== DATA IN THIS EXERCISE ==

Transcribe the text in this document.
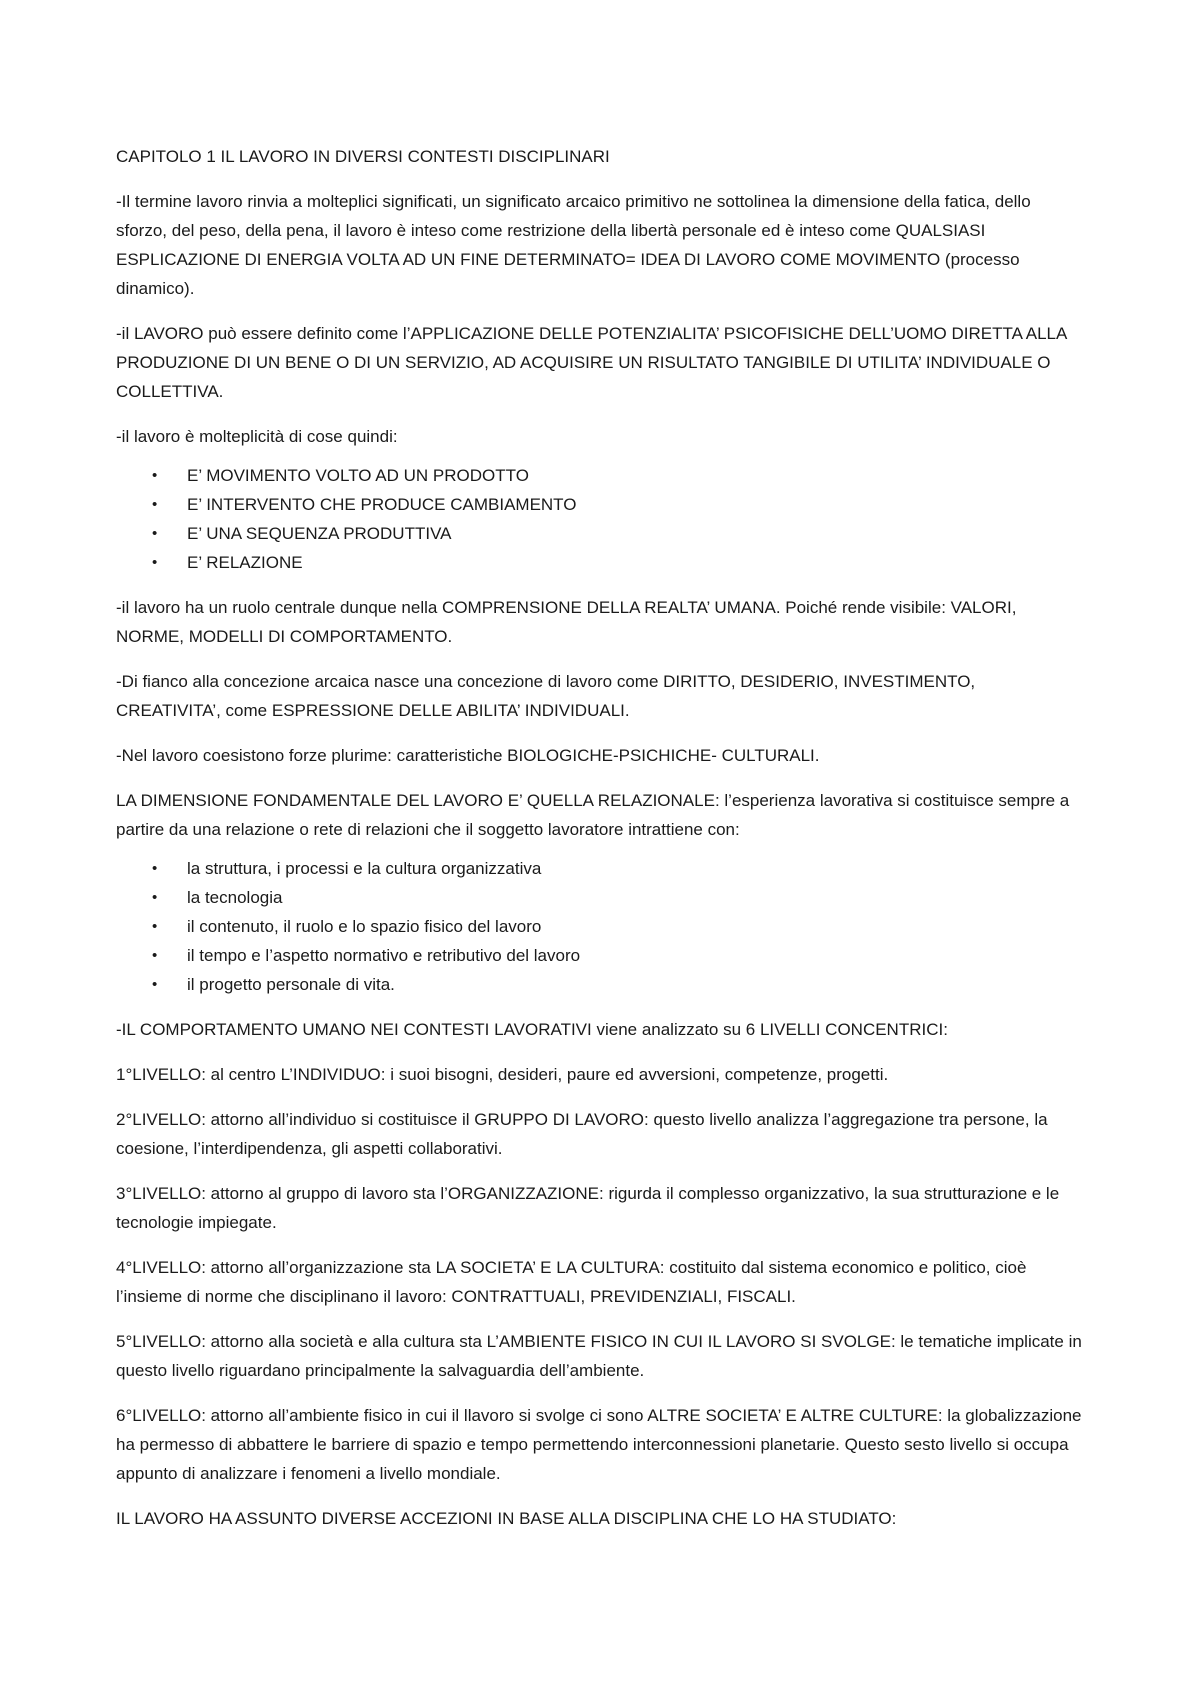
CAPITOLO 1 IL LAVORO IN DIVERSI CONTESTI DISCIPLINARI

-Il termine lavoro rinvia a molteplici significati, un significato arcaico primitivo ne sottolinea la dimensione della fatica, dello sforzo, del peso, della pena, il lavoro è inteso come restrizione della libertà personale ed è inteso come QUALSIASI ESPLICAZIONE DI ENERGIA VOLTA AD UN FINE DETERMINATO= IDEA DI LAVORO COME MOVIMENTO (processo dinamico).

-il LAVORO può essere definito come l’APPLICAZIONE DELLE POTENZIALITA’ PSICOFISICHE DELL’UOMO DIRETTA ALLA PRODUZIONE DI UN BENE O DI UN SERVIZIO, AD ACQUISIRE UN RISULTATO TANGIBILE DI UTILITA’ INDIVIDUALE O COLLETTIVA.

-il lavoro è molteplicità di cose quindi:

• E’ MOVIMENTO VOLTO AD UN PRODOTTO
• E’ INTERVENTO CHE PRODUCE CAMBIAMENTO
• E’ UNA SEQUENZA PRODUTTIVA
• E’ RELAZIONE

-il lavoro ha un ruolo centrale dunque nella COMPRENSIONE DELLA REALTA’ UMANA. Poiché rende visibile: VALORI, NORME, MODELLI DI COMPORTAMENTO.

-Di fianco alla concezione arcaica nasce una concezione di lavoro come DIRITTO, DESIDERIO, INVESTIMENTO, CREATIVITA’, come ESPRESSIONE DELLE ABILITA’ INDIVIDUALI.

-Nel lavoro coesistono forze plurime: caratteristiche BIOLOGICHE-PSICHICHE- CULTURALI.

LA DIMENSIONE FONDAMENTALE DEL LAVORO E’ QUELLA RELAZIONALE: l’esperienza lavorativa si costituisce sempre a partire da una relazione o rete di relazioni che il soggetto lavoratore intrattiene con:

• la struttura, i processi e la cultura organizzativa
• la tecnologia
• il contenuto, il ruolo e lo spazio fisico del lavoro
• il tempo e l’aspetto normativo e retributivo del lavoro
• il progetto personale di vita.

-IL COMPORTAMENTO UMANO NEI CONTESTI LAVORATIVI viene analizzato su 6 LIVELLI CONCENTRICI:

1°LIVELLO: al centro L’INDIVIDUO: i suoi bisogni, desideri, paure ed avversioni, competenze, progetti.

2°LIVELLO: attorno all’individuo si costituisce il GRUPPO DI LAVORO: questo livello analizza l’aggregazione tra persone, la coesione, l’interdipendenza, gli aspetti collaborativi.

3°LIVELLO: attorno al gruppo di lavoro sta l’ORGANIZZAZIONE: rigurda il complesso organizzativo, la sua strutturazione e le tecnologie impiegate.

4°LIVELLO: attorno all’organizzazione sta LA SOCIETA’ E LA CULTURA: costituito dal sistema economico e politico, cioè l’insieme di norme che disciplinano il lavoro: CONTRATTUALI, PREVIDENZIALI, FISCALI.

5°LIVELLO: attorno alla società e alla cultura sta L’AMBIENTE FISICO IN CUI IL LAVORO SI SVOLGE: le tematiche implicate in questo livello riguardano principalmente la salvaguardia dell’ambiente.

6°LIVELLO: attorno all’ambiente fisico in cui il llavoro si svolge ci sono ALTRE SOCIETA’ E ALTRE CULTURE: la globalizzazione ha permesso di abbattere le barriere di spazio e tempo permettendo interconnessioni planetarie. Questo sesto livello si occupa appunto di analizzare i fenomeni a livello mondiale.

IL LAVORO HA ASSUNTO DIVERSE ACCEZIONI IN BASE ALLA DISCIPLINA CHE LO HA STUDIATO:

== GOAL ==
Copy out each line of the material that holds the word "ruolo".

== OUTPUT FOR THIS EXERCISE ==
-il lavoro ha un ruolo centrale dunque nella COMPRENSIONE DELLA REALTA’ UMANA. Poiché rende visibile: VALORI, NORME, MODELLI DI COMPORTAMENTO.
• il contenuto, il ruolo e lo spazio fisico del lavoro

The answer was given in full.